Work to do →
Go through the entries and transcribe each one exactly, dropping the pictures.
═════ Records for this exercise ═════
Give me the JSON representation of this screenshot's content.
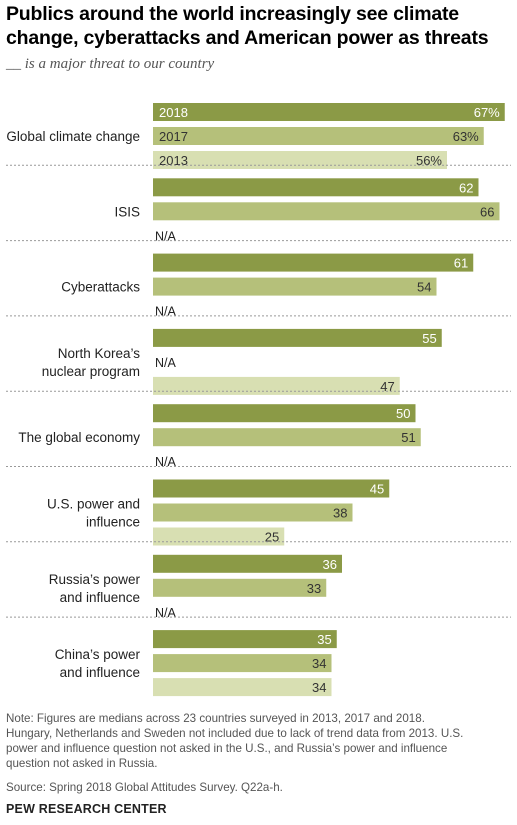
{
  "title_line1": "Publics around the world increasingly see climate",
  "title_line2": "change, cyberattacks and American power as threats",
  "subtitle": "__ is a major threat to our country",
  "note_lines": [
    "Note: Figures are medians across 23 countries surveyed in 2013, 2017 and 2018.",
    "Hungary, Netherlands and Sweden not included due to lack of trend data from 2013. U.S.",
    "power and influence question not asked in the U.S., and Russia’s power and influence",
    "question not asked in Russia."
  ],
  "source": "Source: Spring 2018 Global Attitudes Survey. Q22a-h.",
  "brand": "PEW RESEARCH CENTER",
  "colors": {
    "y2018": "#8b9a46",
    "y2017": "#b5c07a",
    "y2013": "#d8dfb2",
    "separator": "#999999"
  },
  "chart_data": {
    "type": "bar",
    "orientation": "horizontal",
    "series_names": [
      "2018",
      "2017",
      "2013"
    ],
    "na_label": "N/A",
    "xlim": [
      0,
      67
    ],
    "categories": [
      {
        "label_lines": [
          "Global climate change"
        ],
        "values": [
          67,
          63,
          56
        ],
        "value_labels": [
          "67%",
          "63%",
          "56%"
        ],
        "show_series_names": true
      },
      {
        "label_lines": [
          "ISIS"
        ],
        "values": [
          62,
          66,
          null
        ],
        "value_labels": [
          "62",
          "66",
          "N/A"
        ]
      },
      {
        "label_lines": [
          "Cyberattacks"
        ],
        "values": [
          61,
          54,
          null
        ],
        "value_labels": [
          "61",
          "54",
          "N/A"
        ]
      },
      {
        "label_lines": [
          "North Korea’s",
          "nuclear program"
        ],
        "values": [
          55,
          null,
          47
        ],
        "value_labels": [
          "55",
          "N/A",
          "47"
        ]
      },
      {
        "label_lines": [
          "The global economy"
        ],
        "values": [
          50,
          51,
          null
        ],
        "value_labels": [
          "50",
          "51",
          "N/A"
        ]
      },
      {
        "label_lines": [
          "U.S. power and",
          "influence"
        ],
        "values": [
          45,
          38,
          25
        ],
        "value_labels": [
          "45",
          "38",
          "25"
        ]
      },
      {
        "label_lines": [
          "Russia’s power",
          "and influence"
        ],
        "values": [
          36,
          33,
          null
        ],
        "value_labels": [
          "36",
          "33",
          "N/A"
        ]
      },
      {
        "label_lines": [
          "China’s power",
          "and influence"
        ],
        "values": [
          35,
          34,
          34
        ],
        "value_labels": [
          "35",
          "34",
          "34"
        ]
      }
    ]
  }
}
═════
Task output →
Give me the JSON representation of this screenshot's content.
{
  "title_line1": "Publics around the world increasingly see climate",
  "title_line2": "change, cyberattacks and American power as threats",
  "subtitle": "__ is a major threat to our country",
  "note_lines": [
    "Note: Figures are medians across 23 countries surveyed in 2013, 2017 and 2018.",
    "Hungary, Netherlands and Sweden not included due to lack of trend data from 2013. U.S.",
    "power and influence question not asked in the U.S., and Russia’s power and influence",
    "question not asked in Russia."
  ],
  "source": "Source: Spring 2018 Global Attitudes Survey. Q22a-h.",
  "brand": "PEW RESEARCH CENTER",
  "colors": {
    "y2018": "#8b9a46",
    "y2017": "#b5c07a",
    "y2013": "#d8dfb2",
    "separator": "#999999"
  },
  "chart_data": {
    "type": "bar",
    "orientation": "horizontal",
    "series_names": [
      "2018",
      "2017",
      "2013"
    ],
    "na_label": "N/A",
    "xlim": [
      0,
      67
    ],
    "categories": [
      {
        "label_lines": [
          "Global climate change"
        ],
        "values": [
          67,
          63,
          56
        ],
        "value_labels": [
          "67%",
          "63%",
          "56%"
        ],
        "show_series_names": true
      },
      {
        "label_lines": [
          "ISIS"
        ],
        "values": [
          62,
          66,
          null
        ],
        "value_labels": [
          "62",
          "66",
          "N/A"
        ]
      },
      {
        "label_lines": [
          "Cyberattacks"
        ],
        "values": [
          61,
          54,
          null
        ],
        "value_labels": [
          "61",
          "54",
          "N/A"
        ]
      },
      {
        "label_lines": [
          "North Korea’s",
          "nuclear program"
        ],
        "values": [
          55,
          null,
          47
        ],
        "value_labels": [
          "55",
          "N/A",
          "47"
        ]
      },
      {
        "label_lines": [
          "The global economy"
        ],
        "values": [
          50,
          51,
          null
        ],
        "value_labels": [
          "50",
          "51",
          "N/A"
        ]
      },
      {
        "label_lines": [
          "U.S. power and",
          "influence"
        ],
        "values": [
          45,
          38,
          25
        ],
        "value_labels": [
          "45",
          "38",
          "25"
        ]
      },
      {
        "label_lines": [
          "Russia’s power",
          "and influence"
        ],
        "values": [
          36,
          33,
          null
        ],
        "value_labels": [
          "36",
          "33",
          "N/A"
        ]
      },
      {
        "label_lines": [
          "China’s power",
          "and influence"
        ],
        "values": [
          35,
          34,
          34
        ],
        "value_labels": [
          "35",
          "34",
          "34"
        ]
      }
    ]
  }
}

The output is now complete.